PROVIDED ENTRIES:
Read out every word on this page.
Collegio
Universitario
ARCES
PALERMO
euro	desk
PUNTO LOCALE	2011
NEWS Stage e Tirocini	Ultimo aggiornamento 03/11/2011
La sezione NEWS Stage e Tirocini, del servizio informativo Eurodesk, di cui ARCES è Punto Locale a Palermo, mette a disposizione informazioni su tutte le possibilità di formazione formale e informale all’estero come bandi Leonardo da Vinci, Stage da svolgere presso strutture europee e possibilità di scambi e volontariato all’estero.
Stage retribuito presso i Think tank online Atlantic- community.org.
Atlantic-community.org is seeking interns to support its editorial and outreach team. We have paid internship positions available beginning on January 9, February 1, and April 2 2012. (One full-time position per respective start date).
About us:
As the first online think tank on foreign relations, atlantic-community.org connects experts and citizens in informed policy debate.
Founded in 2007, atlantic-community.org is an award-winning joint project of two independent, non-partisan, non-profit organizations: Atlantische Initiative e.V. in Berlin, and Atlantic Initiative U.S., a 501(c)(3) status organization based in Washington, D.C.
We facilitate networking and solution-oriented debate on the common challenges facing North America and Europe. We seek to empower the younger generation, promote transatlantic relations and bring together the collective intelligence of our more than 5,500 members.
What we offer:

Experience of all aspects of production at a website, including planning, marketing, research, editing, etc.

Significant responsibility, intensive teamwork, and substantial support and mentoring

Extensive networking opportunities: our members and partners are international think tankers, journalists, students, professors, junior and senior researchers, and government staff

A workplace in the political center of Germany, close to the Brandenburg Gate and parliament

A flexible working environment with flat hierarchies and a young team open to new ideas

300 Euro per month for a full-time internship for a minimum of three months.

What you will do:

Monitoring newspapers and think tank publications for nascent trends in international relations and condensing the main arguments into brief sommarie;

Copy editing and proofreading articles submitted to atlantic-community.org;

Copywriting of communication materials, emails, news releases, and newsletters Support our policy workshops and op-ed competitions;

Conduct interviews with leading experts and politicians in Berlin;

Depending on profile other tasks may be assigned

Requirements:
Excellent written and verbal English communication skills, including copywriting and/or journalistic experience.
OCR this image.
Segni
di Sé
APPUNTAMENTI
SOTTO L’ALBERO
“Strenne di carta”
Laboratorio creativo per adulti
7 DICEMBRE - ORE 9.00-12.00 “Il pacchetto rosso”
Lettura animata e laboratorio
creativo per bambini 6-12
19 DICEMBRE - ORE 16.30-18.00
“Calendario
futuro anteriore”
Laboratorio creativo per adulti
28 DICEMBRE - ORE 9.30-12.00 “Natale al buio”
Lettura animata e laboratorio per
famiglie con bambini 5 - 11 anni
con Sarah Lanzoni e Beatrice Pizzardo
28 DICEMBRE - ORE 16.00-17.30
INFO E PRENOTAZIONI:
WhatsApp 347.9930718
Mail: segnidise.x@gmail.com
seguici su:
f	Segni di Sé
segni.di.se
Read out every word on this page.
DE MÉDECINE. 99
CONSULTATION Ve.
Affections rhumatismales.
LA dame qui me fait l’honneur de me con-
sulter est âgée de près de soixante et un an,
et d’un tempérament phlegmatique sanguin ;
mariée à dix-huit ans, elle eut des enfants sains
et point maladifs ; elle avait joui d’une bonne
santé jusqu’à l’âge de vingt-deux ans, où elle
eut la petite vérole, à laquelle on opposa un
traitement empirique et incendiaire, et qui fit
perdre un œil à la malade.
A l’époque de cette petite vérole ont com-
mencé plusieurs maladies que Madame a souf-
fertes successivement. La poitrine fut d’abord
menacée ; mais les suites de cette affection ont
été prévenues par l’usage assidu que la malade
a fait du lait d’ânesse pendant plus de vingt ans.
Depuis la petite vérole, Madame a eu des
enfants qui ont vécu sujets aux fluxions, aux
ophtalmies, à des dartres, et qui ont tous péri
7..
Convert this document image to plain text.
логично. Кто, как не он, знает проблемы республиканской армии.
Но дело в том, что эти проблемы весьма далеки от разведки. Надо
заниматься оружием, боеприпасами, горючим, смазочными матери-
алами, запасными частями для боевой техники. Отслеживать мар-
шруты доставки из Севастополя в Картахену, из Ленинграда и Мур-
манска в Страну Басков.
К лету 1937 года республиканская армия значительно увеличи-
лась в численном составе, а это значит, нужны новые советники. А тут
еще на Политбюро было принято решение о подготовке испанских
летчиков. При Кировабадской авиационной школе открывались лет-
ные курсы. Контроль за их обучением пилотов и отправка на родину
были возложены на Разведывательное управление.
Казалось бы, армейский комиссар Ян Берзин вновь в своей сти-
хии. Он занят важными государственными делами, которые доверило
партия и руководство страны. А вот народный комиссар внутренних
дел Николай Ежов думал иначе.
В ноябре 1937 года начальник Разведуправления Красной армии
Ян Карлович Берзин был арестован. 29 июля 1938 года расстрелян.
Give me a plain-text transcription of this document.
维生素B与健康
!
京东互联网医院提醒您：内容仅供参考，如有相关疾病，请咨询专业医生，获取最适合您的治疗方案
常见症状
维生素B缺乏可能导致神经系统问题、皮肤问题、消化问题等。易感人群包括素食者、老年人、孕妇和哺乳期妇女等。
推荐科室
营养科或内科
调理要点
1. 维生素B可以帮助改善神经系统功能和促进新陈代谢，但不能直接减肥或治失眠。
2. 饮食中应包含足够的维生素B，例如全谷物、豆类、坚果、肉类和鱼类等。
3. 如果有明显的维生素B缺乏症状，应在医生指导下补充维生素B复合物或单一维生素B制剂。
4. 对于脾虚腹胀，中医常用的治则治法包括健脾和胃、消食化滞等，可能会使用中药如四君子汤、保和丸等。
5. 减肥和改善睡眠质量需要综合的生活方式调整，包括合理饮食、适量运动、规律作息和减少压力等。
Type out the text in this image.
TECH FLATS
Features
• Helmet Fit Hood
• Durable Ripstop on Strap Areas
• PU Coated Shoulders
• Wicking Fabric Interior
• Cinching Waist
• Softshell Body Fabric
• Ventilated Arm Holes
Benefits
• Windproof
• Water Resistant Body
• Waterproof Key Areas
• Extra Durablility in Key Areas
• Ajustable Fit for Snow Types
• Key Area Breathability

WHAT TO WORK ON:
Copy all lines from the listing that contain "time".

ANSWER TO THE EXERCISE:
Atlantic-community.org is seeking interns to support its editorial and outreach team. We have paid internship positions available beginning on January 9, February 1, and April 2 2012. (One full-time position per respective start date).
300 Euro per month for a full-time internship for a minimum of three months.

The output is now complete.